*** RECORDS PROVIDED
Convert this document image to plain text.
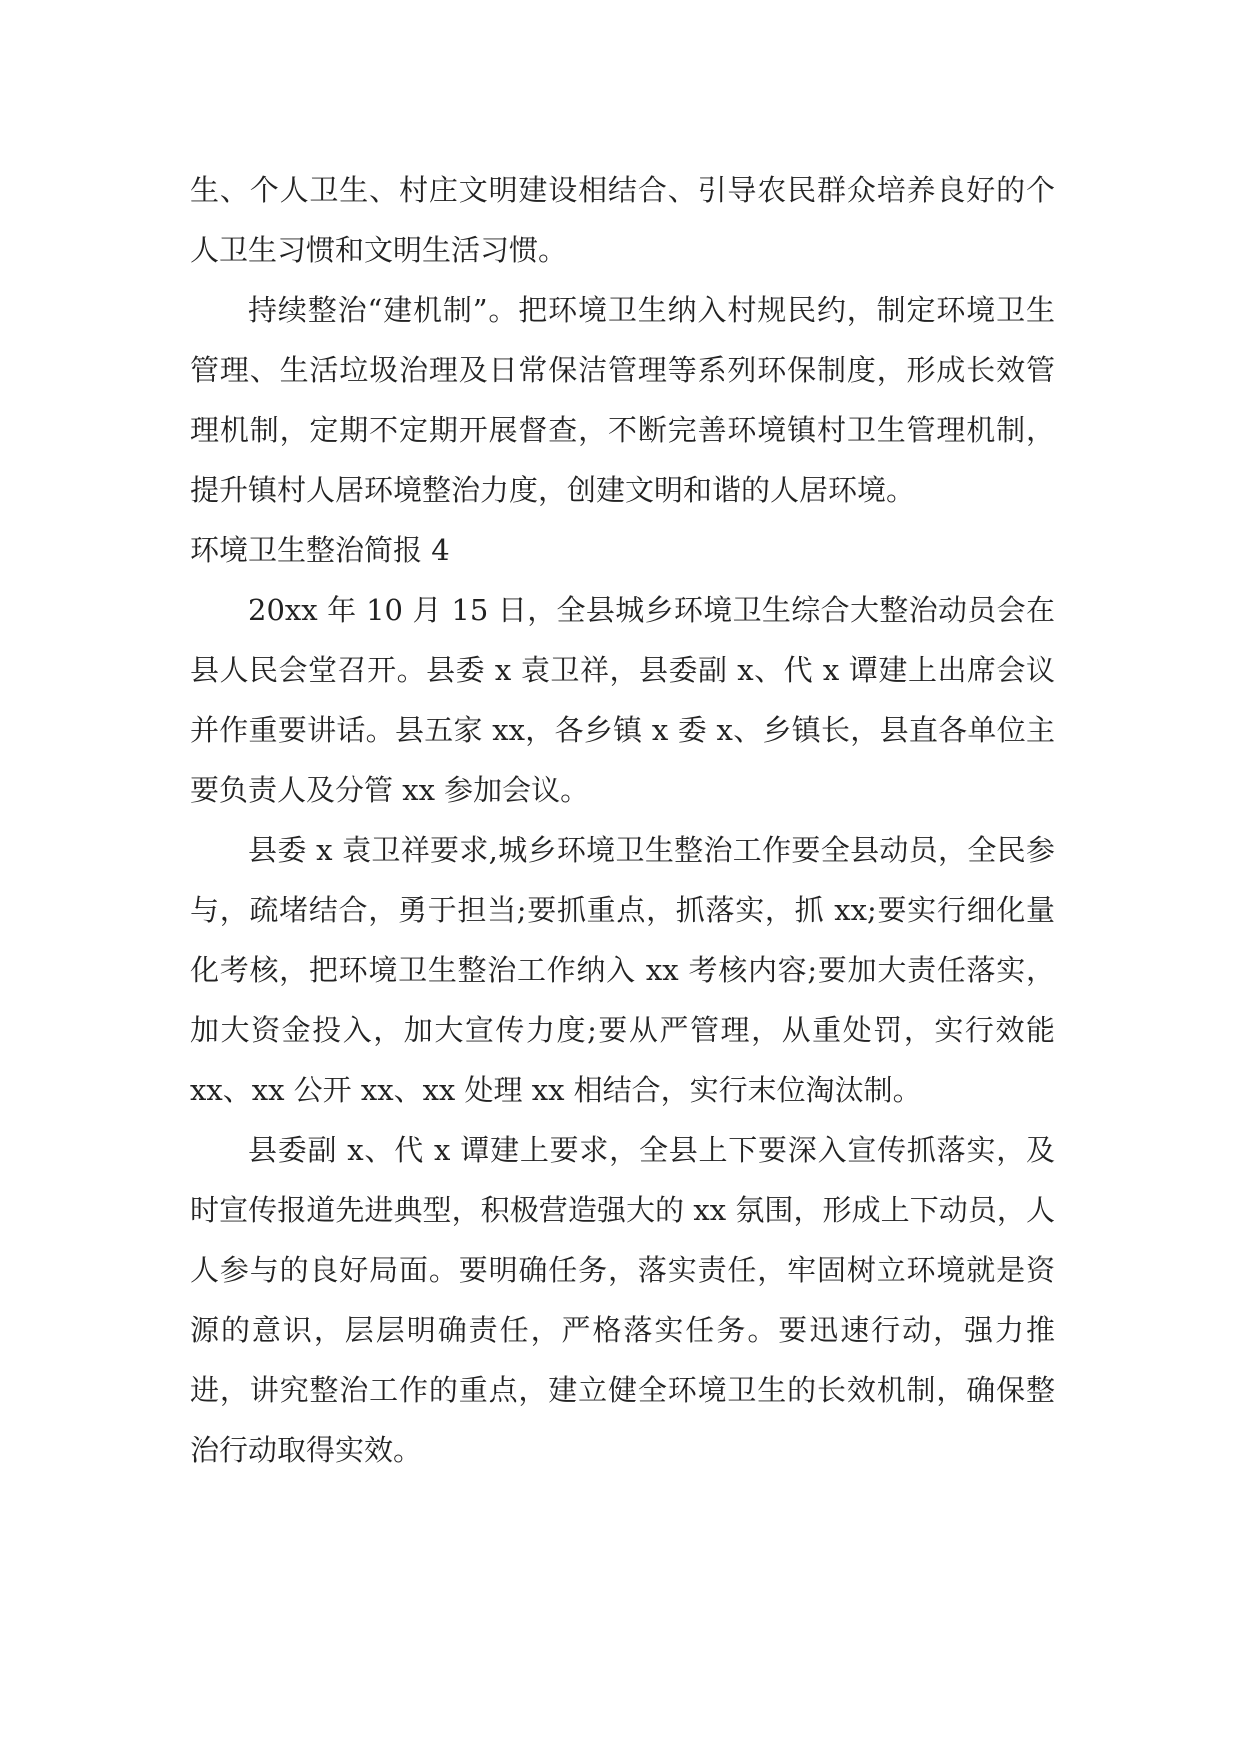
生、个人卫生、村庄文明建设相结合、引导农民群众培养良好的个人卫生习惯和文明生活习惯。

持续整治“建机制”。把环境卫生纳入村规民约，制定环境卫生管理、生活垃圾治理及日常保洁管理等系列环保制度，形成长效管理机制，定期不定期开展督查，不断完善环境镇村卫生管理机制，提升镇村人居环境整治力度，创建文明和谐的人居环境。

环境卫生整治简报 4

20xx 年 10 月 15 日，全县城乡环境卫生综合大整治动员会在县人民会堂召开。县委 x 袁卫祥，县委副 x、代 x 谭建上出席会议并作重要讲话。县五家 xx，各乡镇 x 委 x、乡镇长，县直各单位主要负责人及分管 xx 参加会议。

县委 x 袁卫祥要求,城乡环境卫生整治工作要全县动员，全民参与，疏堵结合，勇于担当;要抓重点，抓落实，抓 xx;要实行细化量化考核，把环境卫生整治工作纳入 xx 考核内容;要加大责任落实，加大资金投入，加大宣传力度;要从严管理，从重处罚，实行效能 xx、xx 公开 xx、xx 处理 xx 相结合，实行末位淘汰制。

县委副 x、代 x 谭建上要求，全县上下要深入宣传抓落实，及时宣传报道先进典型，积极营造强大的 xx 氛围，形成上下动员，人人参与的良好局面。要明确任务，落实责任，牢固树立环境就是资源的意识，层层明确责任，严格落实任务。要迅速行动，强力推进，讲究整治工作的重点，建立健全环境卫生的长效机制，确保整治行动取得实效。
******
TASK INSTRUCTIONS: Transcribe every line in the entries above, taking out only the images.

TASK SOLUTION:
Convert this document image to plain text.
生、个人卫生、村庄文明建设相结合、引导农民群众培养良好的个人卫生习惯和文明生活习惯。

持续整治“建机制”。把环境卫生纳入村规民约，制定环境卫生管理、生活垃圾治理及日常保洁管理等系列环保制度，形成长效管理机制，定期不定期开展督查，不断完善环境镇村卫生管理机制，提升镇村人居环境整治力度，创建文明和谐的人居环境。

环境卫生整治简报 4

20xx 年 10 月 15 日，全县城乡环境卫生综合大整治动员会在县人民会堂召开。县委 x 袁卫祥，县委副 x、代 x 谭建上出席会议并作重要讲话。县五家 xx，各乡镇 x 委 x、乡镇长，县直各单位主要负责人及分管 xx 参加会议。

县委 x 袁卫祥要求,城乡环境卫生整治工作要全县动员，全民参与，疏堵结合，勇于担当;要抓重点，抓落实，抓 xx;要实行细化量化考核，把环境卫生整治工作纳入 xx 考核内容;要加大责任落实，加大资金投入，加大宣传力度;要从严管理，从重处罚，实行效能 xx、xx 公开 xx、xx 处理 xx 相结合，实行末位淘汰制。

县委副 x、代 x 谭建上要求，全县上下要深入宣传抓落实，及时宣传报道先进典型，积极营造强大的 xx 氛围，形成上下动员，人人参与的良好局面。要明确任务，落实责任，牢固树立环境就是资源的意识，层层明确责任，严格落实任务。要迅速行动，强力推进，讲究整治工作的重点，建立健全环境卫生的长效机制，确保整治行动取得实效。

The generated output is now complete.